--- START OF RECORDS TO PROCESS ---

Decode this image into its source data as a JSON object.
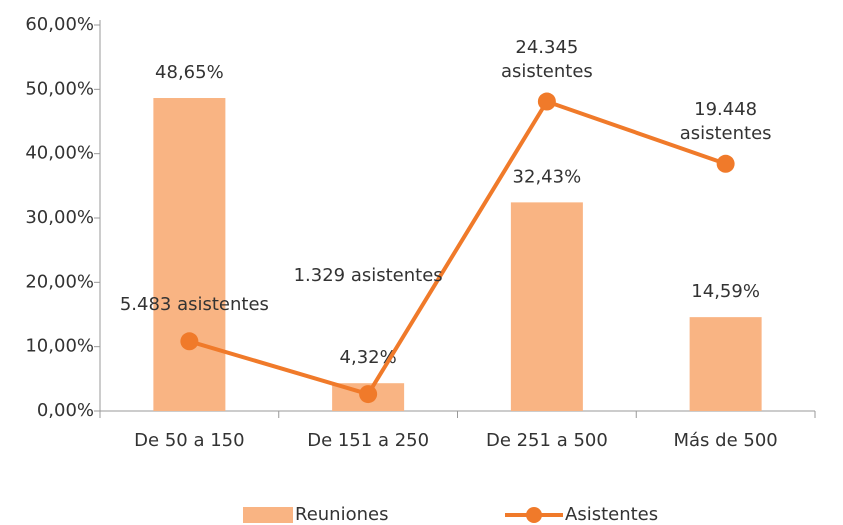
{
  "chart_data": {
    "type": "bar-line",
    "categories": [
      "De 50 a 150",
      "De 151 a 250",
      "De 251 a 500",
      "Más de 500"
    ],
    "series": [
      {
        "name": "Reuniones",
        "type": "bar",
        "color": "#f9b483",
        "values": [
          48.65,
          4.32,
          32.43,
          14.59
        ],
        "value_labels": [
          "48,65%",
          "4,32%",
          "32,43%",
          "14,59%"
        ]
      },
      {
        "name": "Asistentes",
        "type": "line",
        "axis": "y2",
        "color": "#f07a2a",
        "values": [
          5483,
          1329,
          24345,
          19448
        ],
        "value_labels": [
          "5.483 asistentes",
          "1.329 asistentes",
          "24.345 asistentes",
          "19.448 asistentes"
        ]
      }
    ],
    "ylim": [
      0,
      60
    ],
    "yticks": [
      {
        "value": 0,
        "label": "0,00%"
      },
      {
        "value": 10,
        "label": "10,00%"
      },
      {
        "value": 20,
        "label": "20,00%"
      },
      {
        "value": 30,
        "label": "30,00%"
      },
      {
        "value": 40,
        "label": "40,00%"
      },
      {
        "value": 50,
        "label": "50,00%"
      },
      {
        "value": 60,
        "label": "60,00%"
      }
    ],
    "y2lim": [
      0,
      30363
    ],
    "legend": "bottom"
  }
}
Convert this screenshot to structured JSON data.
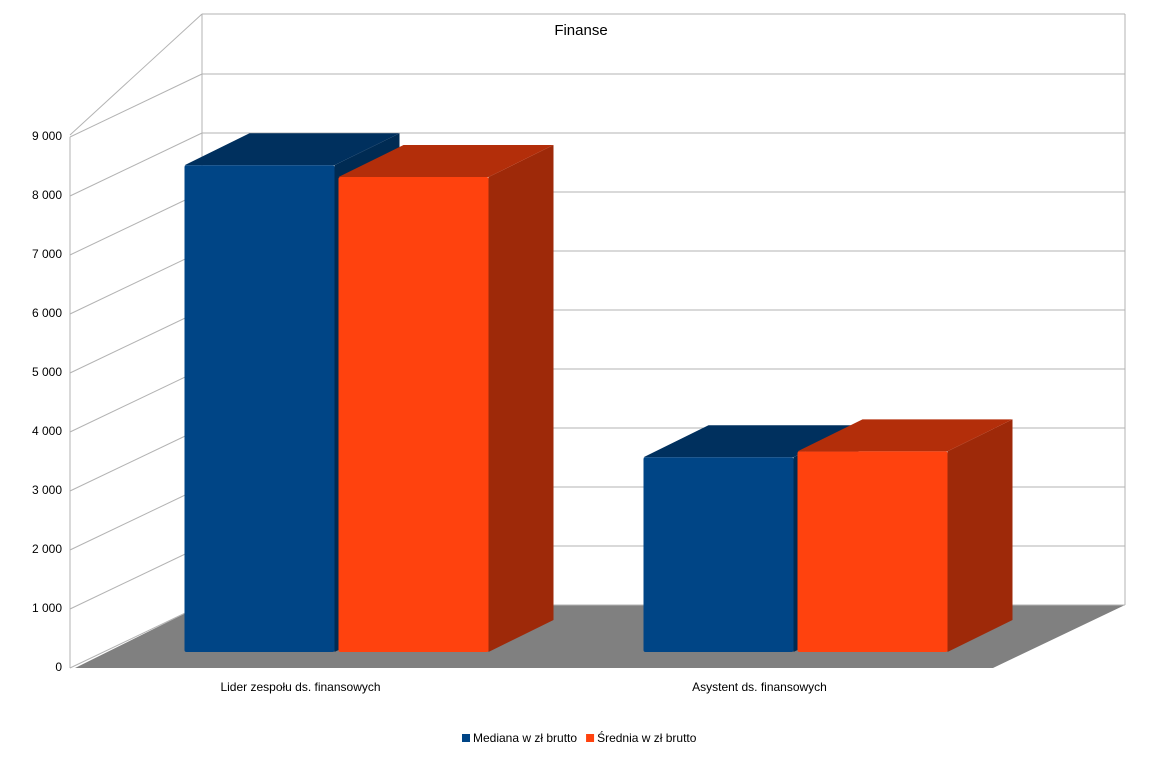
{
  "chart_data": {
    "type": "bar3d",
    "title": "Finanse",
    "categories": [
      "Lider zespołu ds. finansowych",
      "Asystent ds. finansowych"
    ],
    "series": [
      {
        "name": "Mediana w zł brutto",
        "color": "#004586",
        "values": [
          8250,
          3300
        ]
      },
      {
        "name": "Średnia w zł brutto",
        "color": "#ff420e",
        "values": [
          8050,
          3400
        ]
      }
    ],
    "ylim": [
      0,
      9000
    ],
    "yticks": [
      0,
      {
        "value": 1000,
        "label": "1 000"
      },
      {
        "value": 2000,
        "label": "2 000"
      },
      {
        "value": 3000,
        "label": "3 000"
      },
      {
        "value": 4000,
        "label": "4 000"
      },
      {
        "value": 5000,
        "label": "5 000"
      },
      {
        "value": 6000,
        "label": "6 000"
      },
      {
        "value": 7000,
        "label": "7 000"
      },
      {
        "value": 8000,
        "label": "8 000"
      },
      {
        "value": 9000,
        "label": "9 000"
      }
    ],
    "grid": true,
    "legend": "bottom"
  }
}
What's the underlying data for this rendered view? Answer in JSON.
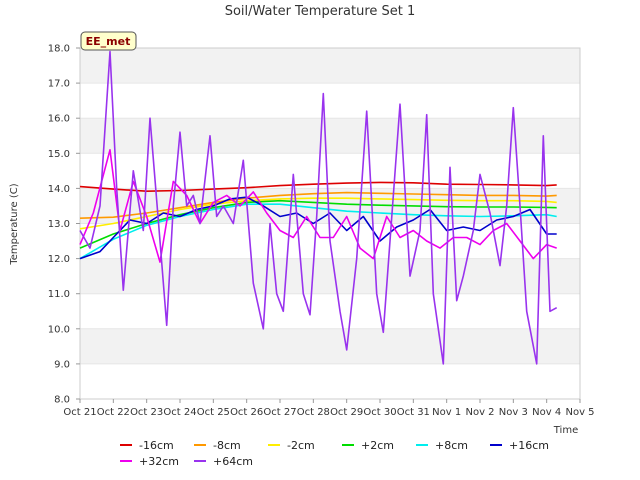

--- END OF RECORDS TO PROCESS ---

PROBLEM TO WORK ON: Extract all lines that hold the word "name".

ANSWER:
        "name": "Reuniones",
        "name": "Asistentes",
        "name": "Mediana w zł brutto",
        "name": "Średnia w zł brutto",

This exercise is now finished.